■ Data to use:

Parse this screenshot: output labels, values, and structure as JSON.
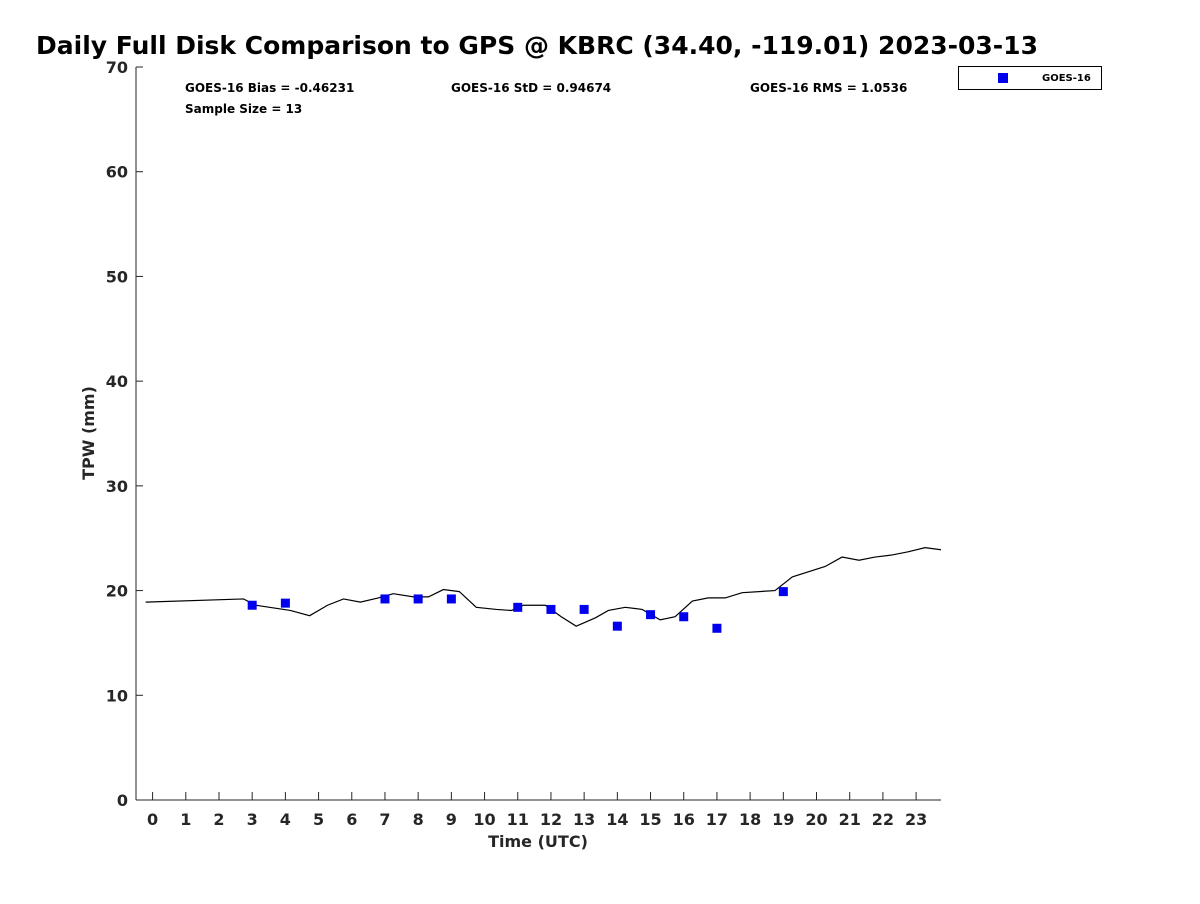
{
  "chart_data": {
    "type": "line",
    "title": "Daily Full Disk Comparison to GPS @ KBRC (34.40, -119.01) 2023-03-13",
    "xlabel": "Time (UTC)",
    "ylabel": "TPW (mm)",
    "xlim": [
      -0.5,
      23.75
    ],
    "ylim": [
      0,
      70
    ],
    "xticks": [
      0,
      1,
      2,
      3,
      4,
      5,
      6,
      7,
      8,
      9,
      10,
      11,
      12,
      13,
      14,
      15,
      16,
      17,
      18,
      19,
      20,
      21,
      22,
      23
    ],
    "yticks": [
      0,
      10,
      20,
      30,
      40,
      50,
      60,
      70
    ],
    "grid": false,
    "legend": {
      "placement": "top-right",
      "entries": [
        "GOES-16"
      ]
    },
    "stats": {
      "bias": "GOES-16 Bias = -0.46231",
      "std": "GOES-16 StD = 0.94674",
      "rms": "GOES-16 RMS = 1.0536",
      "sample": "Sample Size = 13"
    },
    "series": [
      {
        "name": "GPS",
        "kind": "line",
        "color": "#000000",
        "x": [
          -0.21,
          2.74,
          3.1,
          4.15,
          4.73,
          5.27,
          5.75,
          6.26,
          6.8,
          7.25,
          7.86,
          8.31,
          8.76,
          9.24,
          9.75,
          10.36,
          10.81,
          11.17,
          11.83,
          12.31,
          12.76,
          13.34,
          13.73,
          14.24,
          14.75,
          15.29,
          15.74,
          16.26,
          16.74,
          17.25,
          17.76,
          18.75,
          19.27,
          20.26,
          20.77,
          21.28,
          21.76,
          22.28,
          22.76,
          23.27,
          23.75
        ],
        "y": [
          18.9,
          19.2,
          18.6,
          18.1,
          17.6,
          18.6,
          19.2,
          18.9,
          19.3,
          19.7,
          19.4,
          19.4,
          20.1,
          19.9,
          18.4,
          18.2,
          18.1,
          18.6,
          18.6,
          17.5,
          16.6,
          17.4,
          18.1,
          18.4,
          18.2,
          17.2,
          17.5,
          19.0,
          19.3,
          19.3,
          19.8,
          20.0,
          21.3,
          22.3,
          23.2,
          22.9,
          23.2,
          23.4,
          23.7,
          24.1,
          23.9
        ]
      },
      {
        "name": "GOES-16",
        "kind": "scatter",
        "marker": "square",
        "color": "#0000ee",
        "x": [
          3,
          4,
          7,
          8,
          9,
          11,
          12,
          13,
          14,
          15,
          16,
          17,
          19
        ],
        "y": [
          18.6,
          18.8,
          19.2,
          19.2,
          19.2,
          18.4,
          18.2,
          18.2,
          16.6,
          17.7,
          17.5,
          16.4,
          19.9
        ]
      }
    ]
  }
}
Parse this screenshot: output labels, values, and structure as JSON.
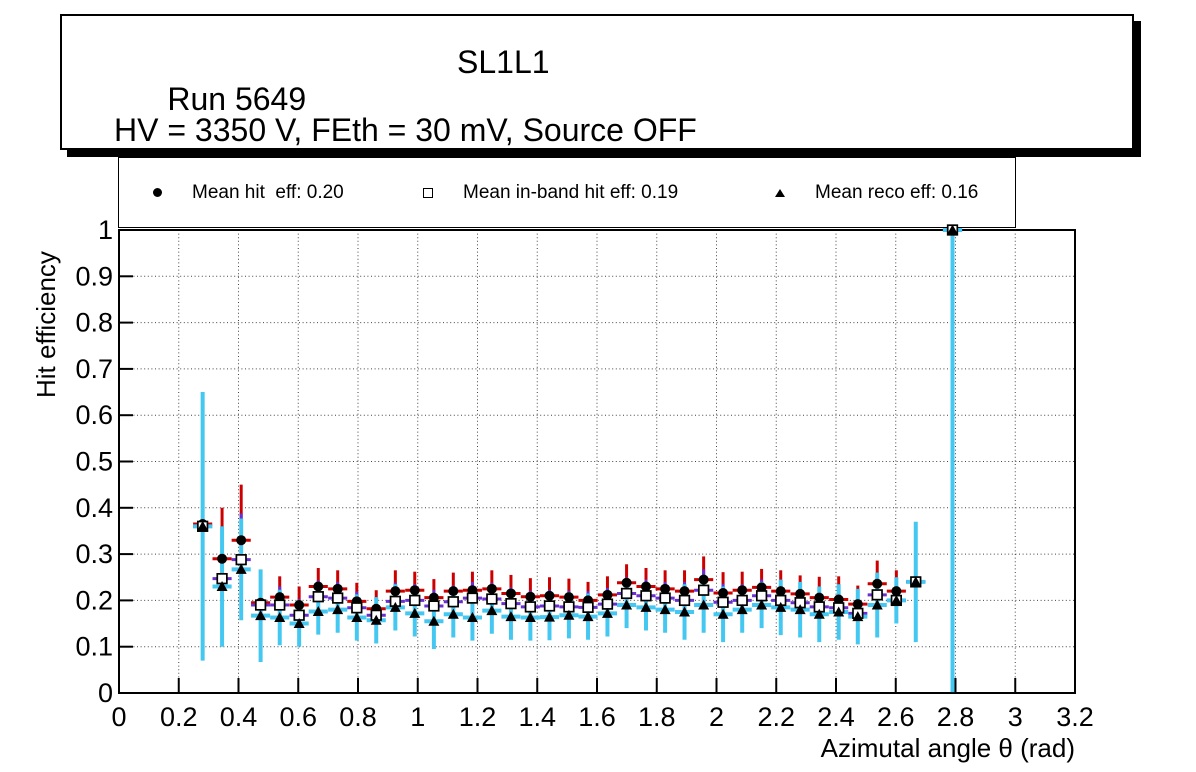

■ Problem requirements: All the lines above are to be given again exactly as they read, with the pictures removed.

■ Task result:
Parse this screenshot: output labels, values, and structure as JSON.
{
  "chart_data": {
    "type": "line",
    "title": "Daily Full Disk Comparison to GPS @ KBRC (34.40, -119.01) 2023-03-13",
    "xlabel": "Time (UTC)",
    "ylabel": "TPW (mm)",
    "xlim": [
      -0.5,
      23.75
    ],
    "ylim": [
      0,
      70
    ],
    "xticks": [
      0,
      1,
      2,
      3,
      4,
      5,
      6,
      7,
      8,
      9,
      10,
      11,
      12,
      13,
      14,
      15,
      16,
      17,
      18,
      19,
      20,
      21,
      22,
      23
    ],
    "yticks": [
      0,
      10,
      20,
      30,
      40,
      50,
      60,
      70
    ],
    "grid": false,
    "legend": {
      "placement": "top-right",
      "entries": [
        "GOES-16"
      ]
    },
    "stats": {
      "bias": "GOES-16 Bias = -0.46231",
      "std": "GOES-16 StD = 0.94674",
      "rms": "GOES-16 RMS = 1.0536",
      "sample": "Sample Size = 13"
    },
    "series": [
      {
        "name": "GPS",
        "kind": "line",
        "color": "#000000",
        "x": [
          -0.21,
          2.74,
          3.1,
          4.15,
          4.73,
          5.27,
          5.75,
          6.26,
          6.8,
          7.25,
          7.86,
          8.31,
          8.76,
          9.24,
          9.75,
          10.36,
          10.81,
          11.17,
          11.83,
          12.31,
          12.76,
          13.34,
          13.73,
          14.24,
          14.75,
          15.29,
          15.74,
          16.26,
          16.74,
          17.25,
          17.76,
          18.75,
          19.27,
          20.26,
          20.77,
          21.28,
          21.76,
          22.28,
          22.76,
          23.27,
          23.75
        ],
        "y": [
          18.9,
          19.2,
          18.6,
          18.1,
          17.6,
          18.6,
          19.2,
          18.9,
          19.3,
          19.7,
          19.4,
          19.4,
          20.1,
          19.9,
          18.4,
          18.2,
          18.1,
          18.6,
          18.6,
          17.5,
          16.6,
          17.4,
          18.1,
          18.4,
          18.2,
          17.2,
          17.5,
          19.0,
          19.3,
          19.3,
          19.8,
          20.0,
          21.3,
          22.3,
          23.2,
          22.9,
          23.2,
          23.4,
          23.7,
          24.1,
          23.9
        ]
      },
      {
        "name": "GOES-16",
        "kind": "scatter",
        "marker": "square",
        "color": "#0000ee",
        "x": [
          3,
          4,
          7,
          8,
          9,
          11,
          12,
          13,
          14,
          15,
          16,
          17,
          19
        ],
        "y": [
          18.6,
          18.8,
          19.2,
          19.2,
          19.2,
          18.4,
          18.2,
          18.2,
          16.6,
          17.7,
          17.5,
          16.4,
          19.9
        ]
      }
    ]
  }
}
Parse this screenshot: output labels, values, and structure as JSON.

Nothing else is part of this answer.